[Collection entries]
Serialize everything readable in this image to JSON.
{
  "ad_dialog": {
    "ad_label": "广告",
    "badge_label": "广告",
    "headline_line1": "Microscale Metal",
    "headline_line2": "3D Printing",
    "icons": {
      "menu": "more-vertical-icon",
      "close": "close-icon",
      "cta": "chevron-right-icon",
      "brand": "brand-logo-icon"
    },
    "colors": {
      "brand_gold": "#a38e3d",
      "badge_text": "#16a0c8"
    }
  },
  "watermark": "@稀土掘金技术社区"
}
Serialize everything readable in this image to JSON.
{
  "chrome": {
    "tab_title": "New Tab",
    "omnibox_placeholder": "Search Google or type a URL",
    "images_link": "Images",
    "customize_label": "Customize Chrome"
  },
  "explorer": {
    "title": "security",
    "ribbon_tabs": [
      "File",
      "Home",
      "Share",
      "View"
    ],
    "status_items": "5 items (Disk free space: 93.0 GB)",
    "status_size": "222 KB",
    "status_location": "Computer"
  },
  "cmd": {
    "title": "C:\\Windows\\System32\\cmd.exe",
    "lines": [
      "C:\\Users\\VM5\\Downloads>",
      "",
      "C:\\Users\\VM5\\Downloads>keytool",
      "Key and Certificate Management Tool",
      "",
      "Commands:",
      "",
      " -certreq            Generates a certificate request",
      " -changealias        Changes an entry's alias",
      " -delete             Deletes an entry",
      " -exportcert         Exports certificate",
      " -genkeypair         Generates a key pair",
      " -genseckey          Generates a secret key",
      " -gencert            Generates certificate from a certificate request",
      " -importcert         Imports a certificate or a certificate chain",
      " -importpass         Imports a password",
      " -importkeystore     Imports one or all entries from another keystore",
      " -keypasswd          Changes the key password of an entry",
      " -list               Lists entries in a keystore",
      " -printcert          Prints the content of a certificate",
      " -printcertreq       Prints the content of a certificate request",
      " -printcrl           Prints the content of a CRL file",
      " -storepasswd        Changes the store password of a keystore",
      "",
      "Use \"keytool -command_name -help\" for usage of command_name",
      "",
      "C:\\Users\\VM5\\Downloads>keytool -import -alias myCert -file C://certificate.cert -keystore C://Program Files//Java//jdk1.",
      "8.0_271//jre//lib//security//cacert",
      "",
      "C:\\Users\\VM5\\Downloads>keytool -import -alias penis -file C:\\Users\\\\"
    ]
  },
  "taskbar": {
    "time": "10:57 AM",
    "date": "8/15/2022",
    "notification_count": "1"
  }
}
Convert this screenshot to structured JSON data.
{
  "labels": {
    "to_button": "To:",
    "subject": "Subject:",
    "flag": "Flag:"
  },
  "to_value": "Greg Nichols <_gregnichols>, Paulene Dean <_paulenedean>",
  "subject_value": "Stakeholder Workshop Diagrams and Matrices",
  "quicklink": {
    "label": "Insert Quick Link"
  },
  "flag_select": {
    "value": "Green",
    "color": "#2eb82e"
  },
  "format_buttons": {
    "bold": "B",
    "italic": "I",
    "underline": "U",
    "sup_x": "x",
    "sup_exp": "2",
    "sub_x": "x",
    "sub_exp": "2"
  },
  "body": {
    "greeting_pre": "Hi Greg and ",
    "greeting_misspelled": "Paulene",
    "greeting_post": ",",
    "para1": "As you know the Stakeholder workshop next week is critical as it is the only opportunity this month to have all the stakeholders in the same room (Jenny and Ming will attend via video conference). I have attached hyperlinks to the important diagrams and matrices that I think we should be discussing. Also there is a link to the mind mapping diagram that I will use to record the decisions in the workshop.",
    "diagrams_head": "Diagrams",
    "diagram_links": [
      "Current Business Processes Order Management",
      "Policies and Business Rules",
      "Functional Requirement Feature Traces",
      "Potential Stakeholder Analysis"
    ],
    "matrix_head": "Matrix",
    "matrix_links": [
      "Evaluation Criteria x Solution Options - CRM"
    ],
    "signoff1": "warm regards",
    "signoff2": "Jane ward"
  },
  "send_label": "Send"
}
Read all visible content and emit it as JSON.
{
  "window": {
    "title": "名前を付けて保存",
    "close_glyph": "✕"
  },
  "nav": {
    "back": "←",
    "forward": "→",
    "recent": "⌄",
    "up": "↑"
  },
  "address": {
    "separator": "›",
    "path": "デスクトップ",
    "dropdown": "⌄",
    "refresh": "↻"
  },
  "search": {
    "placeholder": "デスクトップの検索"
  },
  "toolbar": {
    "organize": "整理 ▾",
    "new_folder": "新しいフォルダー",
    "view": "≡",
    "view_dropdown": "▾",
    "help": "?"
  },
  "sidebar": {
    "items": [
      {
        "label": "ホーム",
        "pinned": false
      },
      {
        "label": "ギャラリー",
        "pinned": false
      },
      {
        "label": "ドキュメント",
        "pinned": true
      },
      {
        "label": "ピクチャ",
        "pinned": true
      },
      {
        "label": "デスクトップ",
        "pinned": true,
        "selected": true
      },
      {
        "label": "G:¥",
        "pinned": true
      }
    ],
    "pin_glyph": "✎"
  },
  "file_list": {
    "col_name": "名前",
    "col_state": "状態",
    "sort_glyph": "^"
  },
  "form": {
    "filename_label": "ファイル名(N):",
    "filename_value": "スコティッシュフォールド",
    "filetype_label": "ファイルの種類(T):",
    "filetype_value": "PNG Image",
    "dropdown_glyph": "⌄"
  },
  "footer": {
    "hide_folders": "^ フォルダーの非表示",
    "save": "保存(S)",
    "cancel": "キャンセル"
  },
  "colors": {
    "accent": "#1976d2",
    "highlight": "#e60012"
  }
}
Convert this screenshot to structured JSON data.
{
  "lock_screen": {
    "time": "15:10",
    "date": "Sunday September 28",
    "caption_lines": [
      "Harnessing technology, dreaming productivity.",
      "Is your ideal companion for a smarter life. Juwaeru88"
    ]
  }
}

• [Request]:
Take the entries above and transcribe them in full.

• [Answer for this exercise]:
Serialize everything readable in this image to JSON.
{
  "ad_dialog": {
    "ad_label": "广告",
    "badge_label": "广告",
    "headline_line1": "Microscale Metal",
    "headline_line2": "3D Printing",
    "icons": {
      "menu": "more-vertical-icon",
      "close": "close-icon",
      "cta": "chevron-right-icon",
      "brand": "brand-logo-icon"
    },
    "colors": {
      "brand_gold": "#a38e3d",
      "badge_text": "#16a0c8"
    }
  },
  "watermark": "@稀土掘金技术社区"
}
Serialize everything readable in this image to JSON.
{
  "chrome": {
    "tab_title": "New Tab",
    "omnibox_placeholder": "Search Google or type a URL",
    "images_link": "Images",
    "customize_label": "Customize Chrome"
  },
  "explorer": {
    "title": "security",
    "ribbon_tabs": [
      "File",
      "Home",
      "Share",
      "View"
    ],
    "status_items": "5 items (Disk free space: 93.0 GB)",
    "status_size": "222 KB",
    "status_location": "Computer"
  },
  "cmd": {
    "title": "C:\\Windows\\System32\\cmd.exe",
    "lines": [
      "C:\\Users\\VM5\\Downloads>",
      "",
      "C:\\Users\\VM5\\Downloads>keytool",
      "Key and Certificate Management Tool",
      "",
      "Commands:",
      "",
      " -certreq            Generates a certificate request",
      " -changealias        Changes an entry's alias",
      " -delete             Deletes an entry",
      " -exportcert         Exports certificate",
      " -genkeypair         Generates a key pair",
      " -genseckey          Generates a secret key",
      " -gencert            Generates certificate from a certificate request",
      " -importcert         Imports a certificate or a certificate chain",
      " -importpass         Imports a password",
      " -importkeystore     Imports one or all entries from another keystore",
      " -keypasswd          Changes the key password of an entry",
      " -list               Lists entries in a keystore",
      " -printcert          Prints the content of a certificate",
      " -printcertreq       Prints the content of a certificate request",
      " -printcrl           Prints the content of a CRL file",
      " -storepasswd        Changes the store password of a keystore",
      "",
      "Use \"keytool -command_name -help\" for usage of command_name",
      "",
      "C:\\Users\\VM5\\Downloads>keytool -import -alias myCert -file C://certificate.cert -keystore C://Program Files//Java//jdk1.",
      "8.0_271//jre//lib//security//cacert",
      "",
      "C:\\Users\\VM5\\Downloads>keytool -import -alias penis -file C:\\Users\\\\"
    ]
  },
  "taskbar": {
    "time": "10:57 AM",
    "date": "8/15/2022",
    "notification_count": "1"
  }
}
Convert this screenshot to structured JSON data.
{
  "labels": {
    "to_button": "To:",
    "subject": "Subject:",
    "flag": "Flag:"
  },
  "to_value": "Greg Nichols <_gregnichols>, Paulene Dean <_paulenedean>",
  "subject_value": "Stakeholder Workshop Diagrams and Matrices",
  "quicklink": {
    "label": "Insert Quick Link"
  },
  "flag_select": {
    "value": "Green",
    "color": "#2eb82e"
  },
  "format_buttons": {
    "bold": "B",
    "italic": "I",
    "underline": "U",
    "sup_x": "x",
    "sup_exp": "2",
    "sub_x": "x",
    "sub_exp": "2"
  },
  "body": {
    "greeting_pre": "Hi Greg and ",
    "greeting_misspelled": "Paulene",
    "greeting_post": ",",
    "para1": "As you know the Stakeholder workshop next week is critical as it is the only opportunity this month to have all the stakeholders in the same room (Jenny and Ming will attend via video conference). I have attached hyperlinks to the important diagrams and matrices that I think we should be discussing. Also there is a link to the mind mapping diagram that I will use to record the decisions in the workshop.",
    "diagrams_head": "Diagrams",
    "diagram_links": [
      "Current Business Processes Order Management",
      "Policies and Business Rules",
      "Functional Requirement Feature Traces",
      "Potential Stakeholder Analysis"
    ],
    "matrix_head": "Matrix",
    "matrix_links": [
      "Evaluation Criteria x Solution Options - CRM"
    ],
    "signoff1": "warm regards",
    "signoff2": "Jane ward"
  },
  "send_label": "Send"
}
Read all visible content and emit it as JSON.
{
  "window": {
    "title": "名前を付けて保存",
    "close_glyph": "✕"
  },
  "nav": {
    "back": "←",
    "forward": "→",
    "recent": "⌄",
    "up": "↑"
  },
  "address": {
    "separator": "›",
    "path": "デスクトップ",
    "dropdown": "⌄",
    "refresh": "↻"
  },
  "search": {
    "placeholder": "デスクトップの検索"
  },
  "toolbar": {
    "organize": "整理 ▾",
    "new_folder": "新しいフォルダー",
    "view": "≡",
    "view_dropdown": "▾",
    "help": "?"
  },
  "sidebar": {
    "items": [
      {
        "label": "ホーム",
        "pinned": false
      },
      {
        "label": "ギャラリー",
        "pinned": false
      },
      {
        "label": "ドキュメント",
        "pinned": true
      },
      {
        "label": "ピクチャ",
        "pinned": true
      },
      {
        "label": "デスクトップ",
        "pinned": true,
        "selected": true
      },
      {
        "label": "G:¥",
        "pinned": true
      }
    ],
    "pin_glyph": "✎"
  },
  "file_list": {
    "col_name": "名前",
    "col_state": "状態",
    "sort_glyph": "^"
  },
  "form": {
    "filename_label": "ファイル名(N):",
    "filename_value": "スコティッシュフォールド",
    "filetype_label": "ファイルの種類(T):",
    "filetype_value": "PNG Image",
    "dropdown_glyph": "⌄"
  },
  "footer": {
    "hide_folders": "^ フォルダーの非表示",
    "save": "保存(S)",
    "cancel": "キャンセル"
  },
  "colors": {
    "accent": "#1976d2",
    "highlight": "#e60012"
  }
}
Convert this screenshot to structured JSON data.
{
  "lock_screen": {
    "time": "15:10",
    "date": "Sunday September 28",
    "caption_lines": [
      "Harnessing technology, dreaming productivity.",
      "Is your ideal companion for a smarter life. Juwaeru88"
    ]
  }
}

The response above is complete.